> _AIM_
Check each line of the records below and collect those that include the word "flux".

> _DATA PROVIDED_
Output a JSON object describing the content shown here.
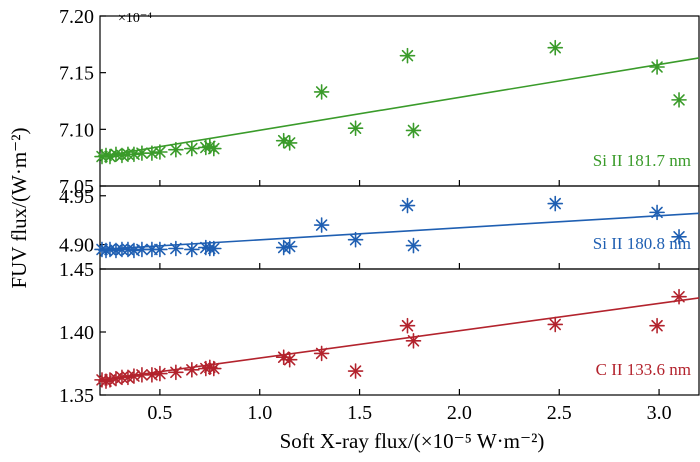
{
  "chart_data": {
    "type": "scatter",
    "ylabel": "FUV flux/(W·m⁻²)",
    "xlabel": "Soft X-ray flux/(×10⁻⁵ W·m⁻²)",
    "multiplier": "×10⁻⁴",
    "xlim": [
      0.2,
      3.2
    ],
    "xticks": [
      0.5,
      1.0,
      1.5,
      2.0,
      2.5,
      3.0
    ],
    "xtick_labels": [
      "0.5",
      "1.0",
      "1.5",
      "2.0",
      "2.5",
      "3.0"
    ],
    "panels": [
      {
        "name": "Si II 181.7 nm",
        "color": "#3a9b2a",
        "ylim": [
          7.05,
          7.2
        ],
        "yticks": [
          7.05,
          7.1,
          7.15,
          7.2
        ],
        "ytick_labels": [
          "7.05",
          "7.10",
          "7.15",
          "7.20"
        ],
        "fit": {
          "x": [
            0.2,
            3.2
          ],
          "y": [
            7.076,
            7.163
          ]
        },
        "points": {
          "x": [
            0.21,
            0.23,
            0.25,
            0.28,
            0.31,
            0.34,
            0.37,
            0.41,
            0.46,
            0.5,
            0.58,
            0.66,
            0.73,
            0.75,
            0.77,
            1.12,
            1.15,
            1.31,
            1.48,
            1.74,
            1.77,
            2.48,
            2.99,
            3.1
          ],
          "y": [
            7.076,
            7.077,
            7.076,
            7.078,
            7.077,
            7.078,
            7.078,
            7.079,
            7.079,
            7.08,
            7.082,
            7.083,
            7.084,
            7.085,
            7.083,
            7.09,
            7.088,
            7.133,
            7.101,
            7.165,
            7.099,
            7.172,
            7.155,
            7.126
          ]
        }
      },
      {
        "name": "Si II 180.8 nm",
        "color": "#1f5fb2",
        "ylim": [
          4.875,
          4.96
        ],
        "yticks": [
          4.9,
          4.95
        ],
        "ytick_labels": [
          "4.90",
          "4.95"
        ],
        "fit": {
          "x": [
            0.2,
            3.2
          ],
          "y": [
            4.895,
            4.932
          ]
        },
        "points": {
          "x": [
            0.21,
            0.23,
            0.25,
            0.28,
            0.31,
            0.34,
            0.37,
            0.41,
            0.46,
            0.5,
            0.58,
            0.66,
            0.73,
            0.75,
            0.77,
            1.12,
            1.15,
            1.31,
            1.48,
            1.74,
            1.77,
            2.48,
            2.99,
            3.1
          ],
          "y": [
            4.895,
            4.894,
            4.895,
            4.894,
            4.895,
            4.895,
            4.894,
            4.895,
            4.895,
            4.895,
            4.896,
            4.895,
            4.897,
            4.896,
            4.896,
            4.897,
            4.898,
            4.92,
            4.905,
            4.94,
            4.899,
            4.942,
            4.933,
            4.908
          ]
        }
      },
      {
        "name": "C II 133.6 nm",
        "color": "#b3232d",
        "ylim": [
          1.35,
          1.45
        ],
        "yticks": [
          1.35,
          1.4,
          1.45
        ],
        "ytick_labels": [
          "1.35",
          "1.40",
          "1.45"
        ],
        "fit": {
          "x": [
            0.2,
            3.2
          ],
          "y": [
            1.362,
            1.427
          ]
        },
        "points": {
          "x": [
            0.21,
            0.23,
            0.25,
            0.28,
            0.31,
            0.34,
            0.37,
            0.41,
            0.46,
            0.5,
            0.58,
            0.66,
            0.73,
            0.75,
            0.77,
            1.12,
            1.15,
            1.31,
            1.48,
            1.74,
            1.77,
            2.48,
            2.99,
            3.1
          ],
          "y": [
            1.362,
            1.361,
            1.362,
            1.363,
            1.364,
            1.364,
            1.365,
            1.366,
            1.366,
            1.367,
            1.368,
            1.37,
            1.371,
            1.372,
            1.371,
            1.38,
            1.378,
            1.383,
            1.369,
            1.405,
            1.393,
            1.406,
            1.405,
            1.428
          ]
        }
      }
    ]
  }
}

> _PROBLEM SOLUTION_
    "ylabel": "FUV flux/(W·m⁻²)",
    "xlabel": "Soft X-ray flux/(×10⁻⁵ W·m⁻²)",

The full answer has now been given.